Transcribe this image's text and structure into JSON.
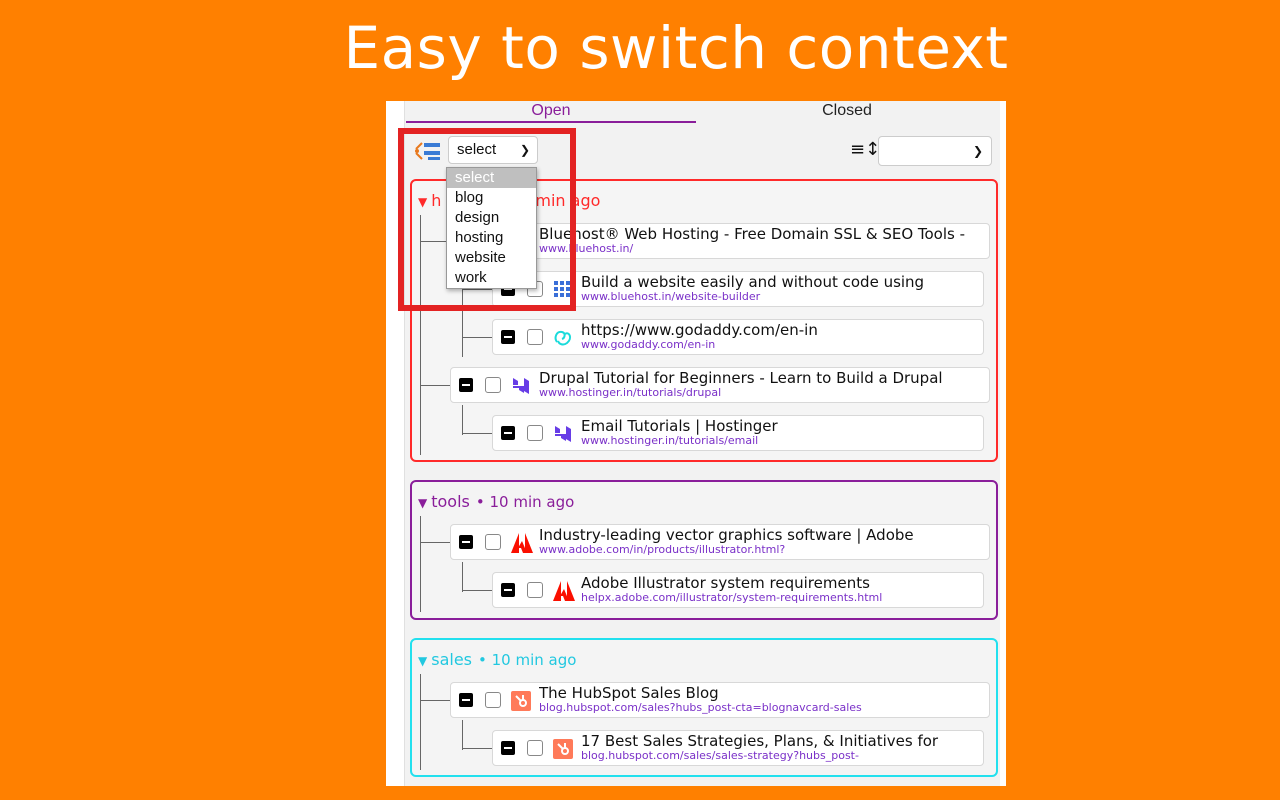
{
  "headline": "Easy to switch context",
  "tabs": {
    "open": "Open",
    "closed": "Closed"
  },
  "toolbar": {
    "context_select_value": "select",
    "sort_select_value": ""
  },
  "dropdown": {
    "options": [
      "select",
      "blog",
      "design",
      "hosting",
      "website",
      "work"
    ],
    "selected_index": 0
  },
  "groups": [
    {
      "header_visible": "h",
      "time_visible": "min ago",
      "color": "#ff2a2a",
      "tabs": [
        {
          "title": "Bluehost® Web Hosting - Free Domain SSL & SEO Tools -",
          "url": "www.bluehost.in/",
          "icon": "bluehost-icon"
        },
        {
          "title": "Build a website easily and without code using",
          "url": "www.bluehost.in/website-builder",
          "icon": "bluehost-grid-icon"
        },
        {
          "title": "https://www.godaddy.com/en-in",
          "url": "www.godaddy.com/en-in",
          "icon": "godaddy-icon"
        },
        {
          "title": "Drupal Tutorial for Beginners - Learn to Build a Drupal",
          "url": "www.hostinger.in/tutorials/drupal",
          "icon": "hostinger-icon"
        },
        {
          "title": "Email Tutorials | Hostinger",
          "url": "www.hostinger.in/tutorials/email",
          "icon": "hostinger-icon"
        }
      ]
    },
    {
      "name": "tools",
      "time": "• 10 min ago",
      "color": "#8a1e9a",
      "tabs": [
        {
          "title": "Industry-leading vector graphics software | Adobe",
          "url": "www.adobe.com/in/products/illustrator.html?",
          "icon": "adobe-icon"
        },
        {
          "title": "Adobe Illustrator system requirements",
          "url": "helpx.adobe.com/illustrator/system-requirements.html",
          "icon": "adobe-icon"
        }
      ]
    },
    {
      "name": "sales",
      "time": "• 10 min ago",
      "color": "#22c8e0",
      "tabs": [
        {
          "title": "The HubSpot Sales Blog",
          "url": "blog.hubspot.com/sales?hubs_post-cta=blognavcard-sales",
          "icon": "hubspot-icon"
        },
        {
          "title": "17 Best Sales Strategies, Plans, & Initiatives for",
          "url": "blog.hubspot.com/sales/sales-strategy?hubs_post-",
          "icon": "hubspot-icon"
        }
      ]
    }
  ]
}
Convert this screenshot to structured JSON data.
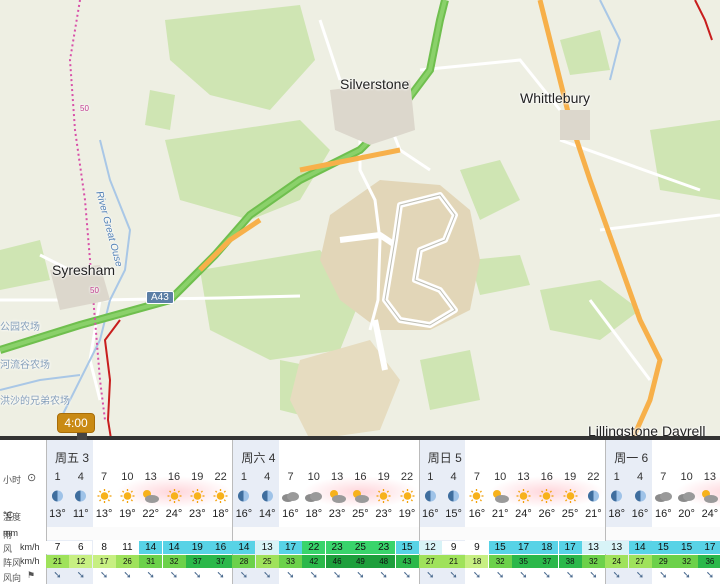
{
  "map": {
    "places": [
      "Silverstone",
      "Whittlebury",
      "Syresham",
      "Lillingstone Dayrell"
    ],
    "river": "River Great Ouse",
    "road_a43": "A43",
    "path_50_top": "50",
    "path_50_left": "50",
    "faded_labels": [
      "公园农场",
      "河流谷农场",
      "洪沙的兄弟农场"
    ]
  },
  "timeline": {
    "badge": "4:00"
  },
  "labels": {
    "hour": "小时",
    "temp": "温度",
    "temp_unit": "°C",
    "rain": "雨",
    "rain_unit": "mm",
    "wind": "风",
    "wind_unit": "km/h",
    "gust": "阵风",
    "gust_unit": "km/h",
    "dir": "风向"
  },
  "days": [
    "周五 3",
    "周六 4",
    "周日 5",
    "周一 6"
  ],
  "hours": [
    "1",
    "4",
    "7",
    "10",
    "13",
    "16",
    "19",
    "22",
    "1",
    "4",
    "7",
    "10",
    "13",
    "16",
    "19",
    "22",
    "1",
    "4",
    "7",
    "10",
    "13",
    "16",
    "19",
    "22",
    "1",
    "4",
    "7",
    "10",
    "13"
  ],
  "icons": [
    "moon",
    "moon",
    "sun",
    "sun",
    "suncloud",
    "sun",
    "sun",
    "sun",
    "moon",
    "moon",
    "cloud",
    "cloud",
    "suncloud",
    "suncloud",
    "sun",
    "sun",
    "moon",
    "moon",
    "sun",
    "suncloud",
    "sun",
    "sun",
    "sun",
    "moon",
    "moon",
    "moon",
    "cloud",
    "cloud",
    "suncloud"
  ],
  "temps": [
    "13°",
    "11°",
    "13°",
    "19°",
    "22°",
    "24°",
    "23°",
    "18°",
    "16°",
    "14°",
    "16°",
    "18°",
    "23°",
    "25°",
    "23°",
    "19°",
    "16°",
    "15°",
    "16°",
    "21°",
    "24°",
    "26°",
    "25°",
    "21°",
    "18°",
    "16°",
    "16°",
    "20°",
    "24°"
  ],
  "wind": [
    7,
    6,
    8,
    11,
    14,
    14,
    19,
    16,
    14,
    13,
    17,
    22,
    23,
    25,
    23,
    15,
    12,
    9,
    9,
    15,
    17,
    18,
    17,
    13,
    13,
    14,
    15,
    15,
    17
  ],
  "gust": [
    21,
    12,
    17,
    26,
    31,
    32,
    37,
    37,
    28,
    25,
    33,
    42,
    46,
    49,
    48,
    43,
    27,
    21,
    18,
    32,
    35,
    37,
    38,
    32,
    24,
    27,
    29,
    32,
    36
  ],
  "colors": {
    "wind_scale": {
      "low": "#ffffff",
      "mid": "#5fd5e8",
      "high": "#38d36a"
    },
    "gust_scale": {
      "a": "#c6ee7a",
      "b": "#8fde4c",
      "c": "#33c24e",
      "d": "#23ab42"
    }
  }
}
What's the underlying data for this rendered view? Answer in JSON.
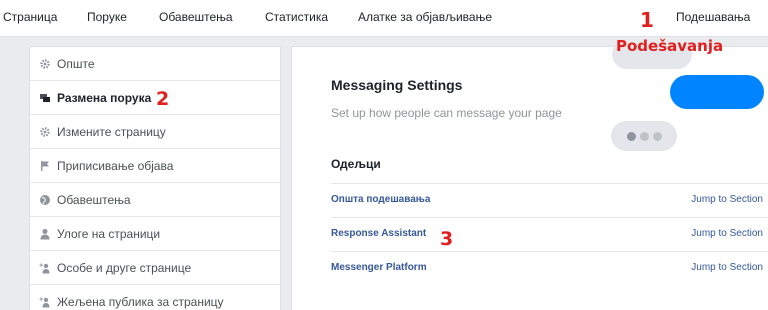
{
  "nav": {
    "tabs": [
      "Страница",
      "Поруке",
      "Обавештења",
      "Статистика",
      "Алатке за објављивање",
      "Подешавања"
    ]
  },
  "sidebar": {
    "items": [
      {
        "label": "Опште",
        "icon": "gear-icon"
      },
      {
        "label": "Размена порука",
        "icon": "message-bubble-icon"
      },
      {
        "label": "Измените страницу",
        "icon": "gear-icon"
      },
      {
        "label": "Приписивање објава",
        "icon": "flag-icon"
      },
      {
        "label": "Обавештења",
        "icon": "globe-icon"
      },
      {
        "label": "Улоге на страници",
        "icon": "person-icon"
      },
      {
        "label": "Особе и друге странице",
        "icon": "person-plus-icon"
      },
      {
        "label": "Жељена публика за страницу",
        "icon": "person-plus-icon"
      }
    ]
  },
  "main": {
    "title": "Messaging Settings",
    "subtitle": "Set up how people can message your page",
    "sections_heading": "Одељци",
    "sections": [
      {
        "label": "Општа подешавања",
        "link": "Jump to Section"
      },
      {
        "label": "Response Assistant",
        "link": "Jump to Section"
      },
      {
        "label": "Messenger Platform",
        "link": "Jump to Section"
      }
    ]
  },
  "annotations": {
    "n1": "1",
    "caption1": "Podešavanja",
    "n2": "2",
    "n3": "3",
    "color": "#e0201e"
  },
  "colors": {
    "link": "#365899",
    "messenger_blue": "#0084ff",
    "background": "#e9ebee"
  }
}
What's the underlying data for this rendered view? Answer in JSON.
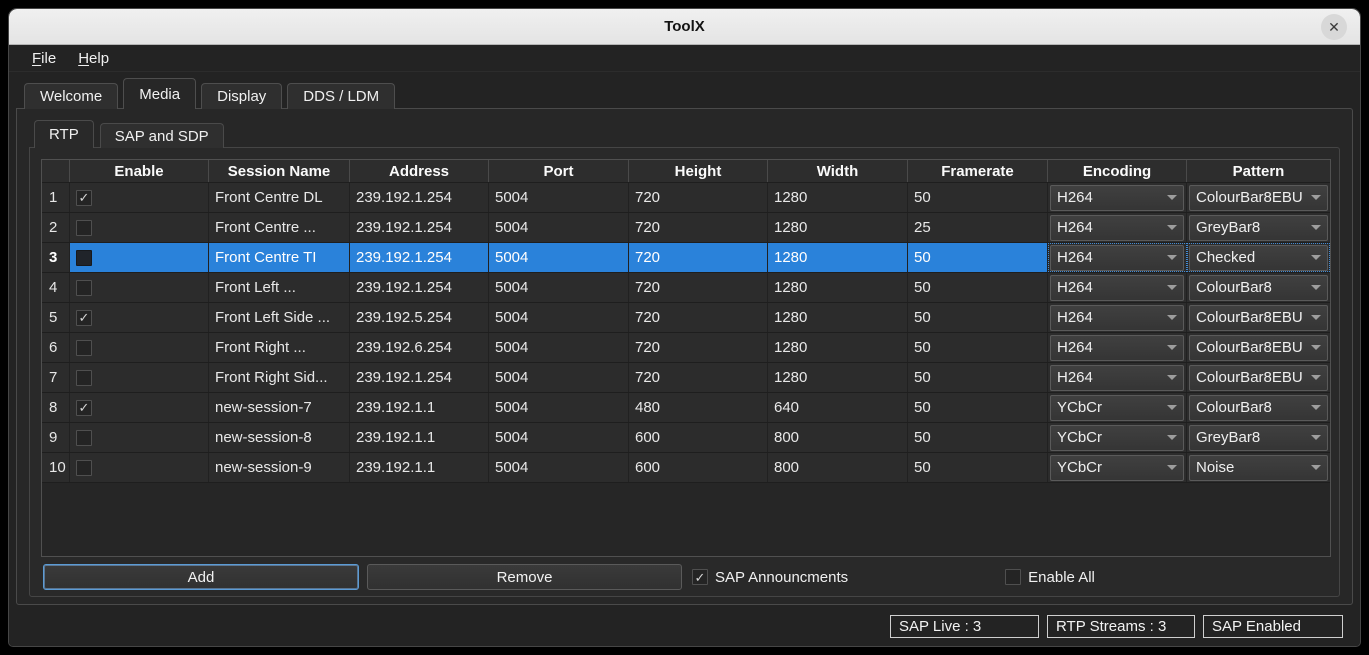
{
  "window": {
    "title": "ToolX",
    "close_icon": "✕"
  },
  "menu": {
    "items": [
      {
        "label": "File"
      },
      {
        "label": "Help"
      }
    ]
  },
  "tabs": [
    {
      "label": "Welcome",
      "active": false
    },
    {
      "label": "Media",
      "active": true
    },
    {
      "label": "Display",
      "active": false
    },
    {
      "label": "DDS / LDM",
      "active": false
    }
  ],
  "subtabs": [
    {
      "label": "RTP",
      "active": true
    },
    {
      "label": "SAP and SDP",
      "active": false
    }
  ],
  "table": {
    "columns": [
      "Enable",
      "Session Name",
      "Address",
      "Port",
      "Height",
      "Width",
      "Framerate",
      "Encoding",
      "Pattern"
    ],
    "rows": [
      {
        "num": "1",
        "enabled": true,
        "selected": false,
        "session": "Front Centre DL",
        "address": "239.192.1.254",
        "port": "5004",
        "height": "720",
        "width": "1280",
        "framerate": "50",
        "encoding": "H264",
        "pattern": "ColourBar8EBU"
      },
      {
        "num": "2",
        "enabled": false,
        "selected": false,
        "session": "Front Centre ...",
        "address": "239.192.1.254",
        "port": "5004",
        "height": "720",
        "width": "1280",
        "framerate": "25",
        "encoding": "H264",
        "pattern": "GreyBar8"
      },
      {
        "num": "3",
        "enabled": false,
        "selected": true,
        "session": "Front Centre TI",
        "address": "239.192.1.254",
        "port": "5004",
        "height": "720",
        "width": "1280",
        "framerate": "50",
        "encoding": "H264",
        "pattern": "Checked"
      },
      {
        "num": "4",
        "enabled": false,
        "selected": false,
        "session": "Front Left ...",
        "address": "239.192.1.254",
        "port": "5004",
        "height": "720",
        "width": "1280",
        "framerate": "50",
        "encoding": "H264",
        "pattern": "ColourBar8"
      },
      {
        "num": "5",
        "enabled": true,
        "selected": false,
        "session": "Front Left Side ...",
        "address": "239.192.5.254",
        "port": "5004",
        "height": "720",
        "width": "1280",
        "framerate": "50",
        "encoding": "H264",
        "pattern": "ColourBar8EBU"
      },
      {
        "num": "6",
        "enabled": false,
        "selected": false,
        "session": "Front Right ...",
        "address": "239.192.6.254",
        "port": "5004",
        "height": "720",
        "width": "1280",
        "framerate": "50",
        "encoding": "H264",
        "pattern": "ColourBar8EBU"
      },
      {
        "num": "7",
        "enabled": false,
        "selected": false,
        "session": "Front Right Sid...",
        "address": "239.192.1.254",
        "port": "5004",
        "height": "720",
        "width": "1280",
        "framerate": "50",
        "encoding": "H264",
        "pattern": "ColourBar8EBU"
      },
      {
        "num": "8",
        "enabled": true,
        "selected": false,
        "session": "new-session-7",
        "address": "239.192.1.1",
        "port": "5004",
        "height": "480",
        "width": "640",
        "framerate": "50",
        "encoding": "YCbCr",
        "pattern": "ColourBar8"
      },
      {
        "num": "9",
        "enabled": false,
        "selected": false,
        "session": "new-session-8",
        "address": "239.192.1.1",
        "port": "5004",
        "height": "600",
        "width": "800",
        "framerate": "50",
        "encoding": "YCbCr",
        "pattern": "GreyBar8"
      },
      {
        "num": "10",
        "enabled": false,
        "selected": false,
        "session": "new-session-9",
        "address": "239.192.1.1",
        "port": "5004",
        "height": "600",
        "width": "800",
        "framerate": "50",
        "encoding": "YCbCr",
        "pattern": "Noise"
      }
    ]
  },
  "controls": {
    "add_label": "Add",
    "remove_label": "Remove",
    "sap_announcements": {
      "label": "SAP Announcments",
      "checked": true
    },
    "enable_all": {
      "label": "Enable All",
      "checked": false
    }
  },
  "status_bar": {
    "items": [
      "SAP Live : 3",
      "RTP Streams : 3",
      "SAP Enabled"
    ]
  },
  "colors": {
    "highlight": "#2a82da",
    "titlebar": "#e9e9e9",
    "window_bg": "#232323",
    "panel_bg": "#272727"
  }
}
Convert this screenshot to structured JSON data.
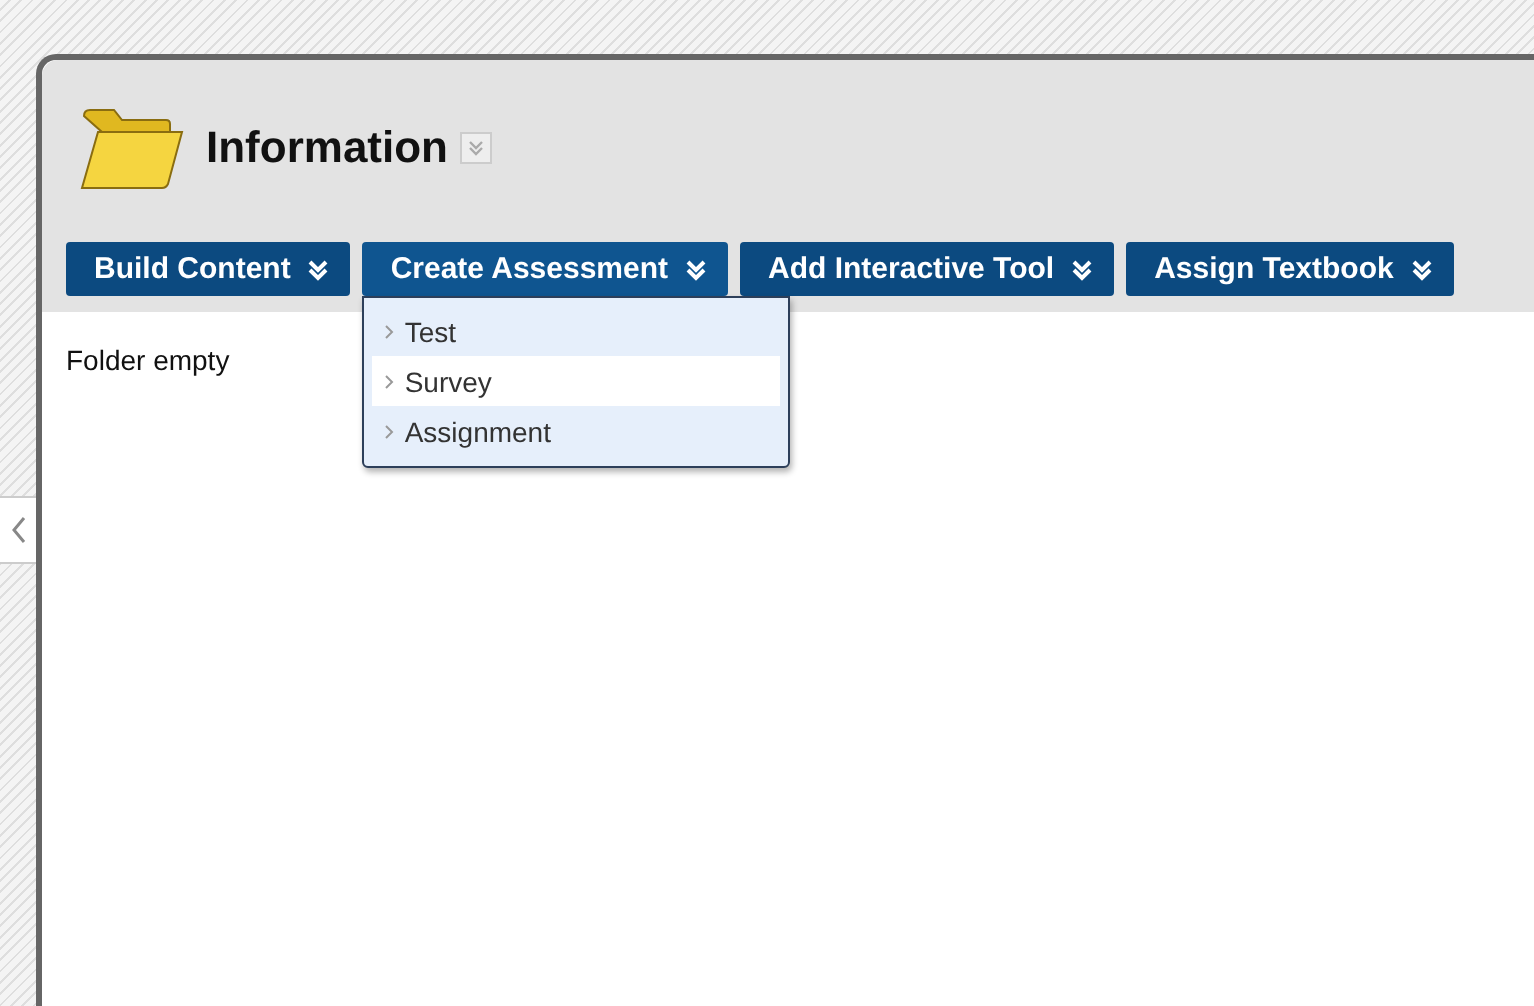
{
  "page": {
    "title": "Information"
  },
  "toolbar": [
    {
      "label": "Build Content",
      "expanded": false
    },
    {
      "label": "Create Assessment",
      "expanded": true
    },
    {
      "label": "Add Interactive Tool",
      "expanded": false
    },
    {
      "label": "Assign Textbook",
      "expanded": false
    }
  ],
  "menu": [
    {
      "label": "Test",
      "selected": false
    },
    {
      "label": "Survey",
      "selected": true
    },
    {
      "label": "Assignment",
      "selected": false
    }
  ],
  "content": {
    "message": "Folder empty"
  }
}
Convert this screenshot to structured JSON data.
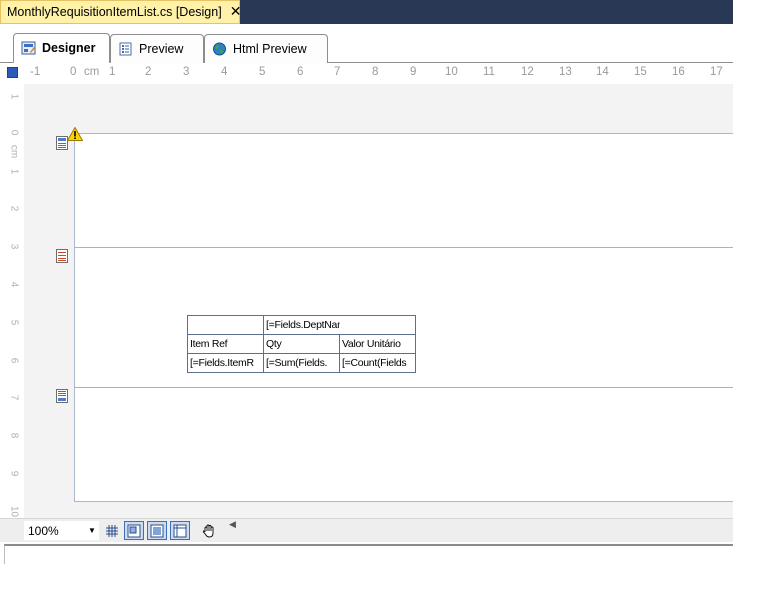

TASK DIRECTIONS: Show each line of the listing that holds the string "system".

RESULT BELOW:
          "title": "Adobe Illustrator system requirements",
          "url": "helpx.adobe.com/illustrator/system-requirements.html",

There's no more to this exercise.